WHAT YOU HAVE TO DO: Without altering anything, output the material below.

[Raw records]
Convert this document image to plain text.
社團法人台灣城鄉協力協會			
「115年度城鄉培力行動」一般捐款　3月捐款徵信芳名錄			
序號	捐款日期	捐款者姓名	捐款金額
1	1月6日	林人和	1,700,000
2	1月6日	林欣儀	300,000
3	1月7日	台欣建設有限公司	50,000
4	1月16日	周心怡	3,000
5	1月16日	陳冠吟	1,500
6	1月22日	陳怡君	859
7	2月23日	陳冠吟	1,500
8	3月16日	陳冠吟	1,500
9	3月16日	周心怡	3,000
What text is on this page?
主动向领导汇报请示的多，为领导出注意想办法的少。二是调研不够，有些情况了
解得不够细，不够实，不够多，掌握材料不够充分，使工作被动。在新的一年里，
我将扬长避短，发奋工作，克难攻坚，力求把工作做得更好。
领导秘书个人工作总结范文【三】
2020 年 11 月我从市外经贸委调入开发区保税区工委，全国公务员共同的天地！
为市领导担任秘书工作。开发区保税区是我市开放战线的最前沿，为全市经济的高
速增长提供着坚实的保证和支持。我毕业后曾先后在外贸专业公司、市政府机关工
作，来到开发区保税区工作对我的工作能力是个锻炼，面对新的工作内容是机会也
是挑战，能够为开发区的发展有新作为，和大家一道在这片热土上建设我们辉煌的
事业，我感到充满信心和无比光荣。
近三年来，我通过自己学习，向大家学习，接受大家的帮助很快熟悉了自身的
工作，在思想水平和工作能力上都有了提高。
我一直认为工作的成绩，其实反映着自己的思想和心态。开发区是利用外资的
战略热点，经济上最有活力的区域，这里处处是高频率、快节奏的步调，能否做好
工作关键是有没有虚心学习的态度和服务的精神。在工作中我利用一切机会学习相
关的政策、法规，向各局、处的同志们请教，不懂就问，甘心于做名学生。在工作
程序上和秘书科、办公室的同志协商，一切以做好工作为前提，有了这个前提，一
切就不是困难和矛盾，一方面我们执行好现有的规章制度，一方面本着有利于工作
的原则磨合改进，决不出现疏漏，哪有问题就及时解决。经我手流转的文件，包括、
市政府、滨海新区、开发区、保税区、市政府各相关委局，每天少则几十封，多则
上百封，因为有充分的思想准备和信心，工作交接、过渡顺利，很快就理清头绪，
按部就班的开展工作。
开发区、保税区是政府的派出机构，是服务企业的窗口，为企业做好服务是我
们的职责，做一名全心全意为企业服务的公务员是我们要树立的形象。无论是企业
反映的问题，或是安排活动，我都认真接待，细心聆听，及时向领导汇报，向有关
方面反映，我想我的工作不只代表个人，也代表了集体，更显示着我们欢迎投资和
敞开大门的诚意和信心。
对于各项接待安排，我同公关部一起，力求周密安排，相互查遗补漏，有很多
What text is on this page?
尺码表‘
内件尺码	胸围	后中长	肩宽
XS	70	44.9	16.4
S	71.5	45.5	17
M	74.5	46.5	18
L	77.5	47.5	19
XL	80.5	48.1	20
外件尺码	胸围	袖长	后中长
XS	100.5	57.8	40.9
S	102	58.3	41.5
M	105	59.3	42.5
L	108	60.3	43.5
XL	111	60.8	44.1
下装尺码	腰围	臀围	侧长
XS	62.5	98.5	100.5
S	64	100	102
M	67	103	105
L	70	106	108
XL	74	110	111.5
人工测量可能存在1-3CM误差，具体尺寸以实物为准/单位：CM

PROBLEM SOLUTION:
Convert this document image to plain text.
社團法人台灣城鄉協力協會			
「115年度城鄉培力行動」一般捐款　3月捐款徵信芳名錄			
序號	捐款日期	捐款者姓名	捐款金額
1	1月6日	林人和	1,700,000
2	1月6日	林欣儀	300,000
3	1月7日	台欣建設有限公司	50,000
4	1月16日	周心怡	3,000
5	1月16日	陳冠吟	1,500
6	1月22日	陳怡君	859
7	2月23日	陳冠吟	1,500
8	3月16日	陳冠吟	1,500
9	3月16日	周心怡	3,000
What text is on this page?
主动向领导汇报请示的多，为领导出注意想办法的少。二是调研不够，有些情况了
解得不够细，不够实，不够多，掌握材料不够充分，使工作被动。在新的一年里，
我将扬长避短，发奋工作，克难攻坚，力求把工作做得更好。
领导秘书个人工作总结范文【三】
2020 年 11 月我从市外经贸委调入开发区保税区工委，全国公务员共同的天地！
为市领导担任秘书工作。开发区保税区是我市开放战线的最前沿，为全市经济的高
速增长提供着坚实的保证和支持。我毕业后曾先后在外贸专业公司、市政府机关工
作，来到开发区保税区工作对我的工作能力是个锻炼，面对新的工作内容是机会也
是挑战，能够为开发区的发展有新作为，和大家一道在这片热土上建设我们辉煌的
事业，我感到充满信心和无比光荣。
近三年来，我通过自己学习，向大家学习，接受大家的帮助很快熟悉了自身的
工作，在思想水平和工作能力上都有了提高。
我一直认为工作的成绩，其实反映着自己的思想和心态。开发区是利用外资的
战略热点，经济上最有活力的区域，这里处处是高频率、快节奏的步调，能否做好
工作关键是有没有虚心学习的态度和服务的精神。在工作中我利用一切机会学习相
关的政策、法规，向各局、处的同志们请教，不懂就问，甘心于做名学生。在工作
程序上和秘书科、办公室的同志协商，一切以做好工作为前提，有了这个前提，一
切就不是困难和矛盾，一方面我们执行好现有的规章制度，一方面本着有利于工作
的原则磨合改进，决不出现疏漏，哪有问题就及时解决。经我手流转的文件，包括、
市政府、滨海新区、开发区、保税区、市政府各相关委局，每天少则几十封，多则
上百封，因为有充分的思想准备和信心，工作交接、过渡顺利，很快就理清头绪，
按部就班的开展工作。
开发区、保税区是政府的派出机构，是服务企业的窗口，为企业做好服务是我
们的职责，做一名全心全意为企业服务的公务员是我们要树立的形象。无论是企业
反映的问题，或是安排活动，我都认真接待，细心聆听，及时向领导汇报，向有关
方面反映，我想我的工作不只代表个人，也代表了集体，更显示着我们欢迎投资和
敞开大门的诚意和信心。
对于各项接待安排，我同公关部一起，力求周密安排，相互查遗补漏，有很多
What text is on this page?
尺码表‘
内件尺码	胸围	后中长	肩宽
XS	70	44.9	16.4
S	71.5	45.5	17
M	74.5	46.5	18
L	77.5	47.5	19
XL	80.5	48.1	20
外件尺码	胸围	袖长	后中长
XS	100.5	57.8	40.9
S	102	58.3	41.5
M	105	59.3	42.5
L	108	60.3	43.5
XL	111	60.8	44.1
下装尺码	腰围	臀围	侧长
XS	62.5	98.5	100.5
S	64	100	102
M	67	103	105
L	70	106	108
XL	74	110	111.5
人工测量可能存在1-3CM误差，具体尺寸以实物为准/单位：CM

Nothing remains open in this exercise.